Task instructions -
1 - Output the part of the energy industry news briefs from "Banks increase oil" to "a month earlier.", copied word for word.
2 - Pick up the energy industry news briefs after their last sentence and continue them.

Document section -
= = =

Halliburton battles Schlumberger for fracking patents. Bloomberg reports that Halliburton (NYSE: HAL) is trying to convince U.S. patent authorities that Schlumberger (NYSE: SLB) is using repackaged Halliburton technology, justifying a cancellation of some patents. “They’re the two big dogs in the space,” said J. David Anderson, an analyst at Barclays, according to Bloomberg. “Halliburton and Schlumberger have been battling for that top spot in North American services for a decade, so the fact they’re going after each other with patents is not surprising.”
Banks increase oil price forecasts. A Wall Street Journal survey of 15 investment banks finds that the banks are revising up their predictions for oil prices for the year. The average forecast for Brent prices in 2018 jumped to $61 per barrel, according to a January survey, up $3 per barrel from a month earlier.

= = =

Document layout analysis data
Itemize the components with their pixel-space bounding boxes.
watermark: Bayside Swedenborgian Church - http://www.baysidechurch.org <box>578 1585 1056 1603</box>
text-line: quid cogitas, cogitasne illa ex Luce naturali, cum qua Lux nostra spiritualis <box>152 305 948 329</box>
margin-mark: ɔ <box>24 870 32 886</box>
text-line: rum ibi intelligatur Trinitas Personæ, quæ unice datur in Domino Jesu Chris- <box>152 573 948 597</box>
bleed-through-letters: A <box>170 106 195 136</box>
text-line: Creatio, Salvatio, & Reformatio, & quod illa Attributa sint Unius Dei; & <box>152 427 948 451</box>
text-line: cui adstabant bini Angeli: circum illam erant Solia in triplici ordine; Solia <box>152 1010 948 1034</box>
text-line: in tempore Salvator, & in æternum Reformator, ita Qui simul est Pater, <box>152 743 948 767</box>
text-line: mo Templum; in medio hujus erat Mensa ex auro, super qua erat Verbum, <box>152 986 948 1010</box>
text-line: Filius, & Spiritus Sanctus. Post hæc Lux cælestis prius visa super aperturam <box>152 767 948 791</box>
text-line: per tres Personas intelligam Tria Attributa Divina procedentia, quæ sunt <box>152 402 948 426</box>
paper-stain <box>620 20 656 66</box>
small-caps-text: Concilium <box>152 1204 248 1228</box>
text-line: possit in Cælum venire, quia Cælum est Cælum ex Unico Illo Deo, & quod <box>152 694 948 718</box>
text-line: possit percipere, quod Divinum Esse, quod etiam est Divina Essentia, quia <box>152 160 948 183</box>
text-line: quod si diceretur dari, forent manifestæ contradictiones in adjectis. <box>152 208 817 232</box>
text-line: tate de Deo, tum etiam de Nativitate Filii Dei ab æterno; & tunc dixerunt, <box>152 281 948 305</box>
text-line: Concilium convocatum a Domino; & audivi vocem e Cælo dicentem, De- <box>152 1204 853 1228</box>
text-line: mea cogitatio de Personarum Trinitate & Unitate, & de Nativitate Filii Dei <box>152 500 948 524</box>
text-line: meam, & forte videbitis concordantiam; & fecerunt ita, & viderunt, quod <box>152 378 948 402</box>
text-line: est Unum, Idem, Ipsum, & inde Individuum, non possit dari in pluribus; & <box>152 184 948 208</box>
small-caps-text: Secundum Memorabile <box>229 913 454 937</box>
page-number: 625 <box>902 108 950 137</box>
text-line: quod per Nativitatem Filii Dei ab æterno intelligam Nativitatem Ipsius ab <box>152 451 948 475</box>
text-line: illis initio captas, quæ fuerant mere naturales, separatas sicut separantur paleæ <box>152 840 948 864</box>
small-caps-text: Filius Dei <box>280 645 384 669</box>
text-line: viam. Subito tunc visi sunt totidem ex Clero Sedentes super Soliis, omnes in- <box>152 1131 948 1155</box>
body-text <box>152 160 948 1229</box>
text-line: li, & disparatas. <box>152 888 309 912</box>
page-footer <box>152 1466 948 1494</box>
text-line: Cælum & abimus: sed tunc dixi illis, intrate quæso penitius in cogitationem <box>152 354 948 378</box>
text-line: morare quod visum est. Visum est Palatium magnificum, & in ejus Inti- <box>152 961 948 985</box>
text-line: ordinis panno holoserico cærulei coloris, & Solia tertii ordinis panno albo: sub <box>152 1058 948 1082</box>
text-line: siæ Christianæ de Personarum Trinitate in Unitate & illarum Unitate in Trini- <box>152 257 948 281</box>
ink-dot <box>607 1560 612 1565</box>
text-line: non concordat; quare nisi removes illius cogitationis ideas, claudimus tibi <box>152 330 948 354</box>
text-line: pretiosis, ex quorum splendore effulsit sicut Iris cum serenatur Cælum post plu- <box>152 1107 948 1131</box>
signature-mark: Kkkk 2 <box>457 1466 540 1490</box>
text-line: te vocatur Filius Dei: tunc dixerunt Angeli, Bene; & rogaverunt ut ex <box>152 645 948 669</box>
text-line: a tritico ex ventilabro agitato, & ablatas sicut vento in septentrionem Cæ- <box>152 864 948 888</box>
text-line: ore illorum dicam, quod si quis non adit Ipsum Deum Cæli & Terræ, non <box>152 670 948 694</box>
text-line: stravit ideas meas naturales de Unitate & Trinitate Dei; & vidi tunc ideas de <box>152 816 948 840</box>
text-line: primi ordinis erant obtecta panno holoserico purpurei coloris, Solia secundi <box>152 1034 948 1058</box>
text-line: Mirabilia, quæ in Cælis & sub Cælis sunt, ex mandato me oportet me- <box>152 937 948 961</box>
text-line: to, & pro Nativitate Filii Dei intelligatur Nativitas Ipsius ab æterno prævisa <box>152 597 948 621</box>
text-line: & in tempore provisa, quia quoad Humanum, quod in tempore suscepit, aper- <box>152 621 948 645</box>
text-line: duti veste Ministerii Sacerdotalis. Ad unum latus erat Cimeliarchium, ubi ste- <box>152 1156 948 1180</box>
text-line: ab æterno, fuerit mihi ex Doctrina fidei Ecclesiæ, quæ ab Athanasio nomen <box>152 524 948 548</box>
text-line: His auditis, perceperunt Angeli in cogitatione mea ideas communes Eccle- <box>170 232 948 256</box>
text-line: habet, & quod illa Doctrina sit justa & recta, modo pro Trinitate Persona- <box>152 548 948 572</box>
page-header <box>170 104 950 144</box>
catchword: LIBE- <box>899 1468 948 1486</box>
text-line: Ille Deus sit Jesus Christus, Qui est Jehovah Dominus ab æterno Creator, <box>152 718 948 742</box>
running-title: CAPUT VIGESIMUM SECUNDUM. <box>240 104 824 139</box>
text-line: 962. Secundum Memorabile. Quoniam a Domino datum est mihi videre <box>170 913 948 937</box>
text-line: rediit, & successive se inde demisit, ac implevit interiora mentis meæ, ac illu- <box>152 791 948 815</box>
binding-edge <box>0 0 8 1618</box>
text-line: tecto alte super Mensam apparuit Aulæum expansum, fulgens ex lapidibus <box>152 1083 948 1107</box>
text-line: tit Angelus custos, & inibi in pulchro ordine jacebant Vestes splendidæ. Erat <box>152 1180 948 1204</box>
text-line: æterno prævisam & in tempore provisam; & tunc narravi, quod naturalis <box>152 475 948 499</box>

= = =

Task-by-task answers -
1 -
Banks increase oil price forecasts. A Wall Street Journal survey of 15 investment banks finds that the banks are revising up their predictions for oil prices for the year. The average forecast for Brent prices in 2018 jumped to $61 per barrel, according to a January survey, up $3 per barrel from a month earlier.

2 -
Permian with 500,000 bpd of spare capacity. The Permian rivals Saudi Arabia in terms of spare capacity, at least according to Nansen Saleri, former head of reservoir management at Saudi Aramco. He pegged spare capacity in the Permian at 500,000 bpd, which is about a third of the 1.5 mb/d of Saudi Arabia. “For decades there was one country and one company that had spare capacity and that country was Saudi Arabia and that company was Saudi Aramco,” Saleri said, according to Bloomberg. “Now we are seeing an analog to that in the Permian.” He argues that Permian drillers can ramp up output in just a few days, faster than anywhere except Saudi Arabia.
Oil majors disappoint in fourth quarter earnings. Lower downstream earnings due to shrinking margins contributed to a wave of disappointing figures from the oil majors. ExxonMobil (NYSE: XOM) and Chevron (NYSE: CVX) missed earnings expectations by a wide margin, while Royal Dutch Shell (NYSE: RDS.A) and BP (NYSE: BP) fared better.
ExxonMobil acknowledges peak demand scenario. ExxonMobil (NYSE: XOM) said in a securities filing that the effect of climate change regulations and policies could lead to a decline of oil demand by 20 percent by 2040. The filing came in response to a 2017 shareholder resolution calling on the company to assess the risks of climate change to its business. Meanwhile, the oil major also laid out a scenario in which demand grows by 20 percent over the same timeframe, a vastly different outcome that the company says it is using for its business decisions.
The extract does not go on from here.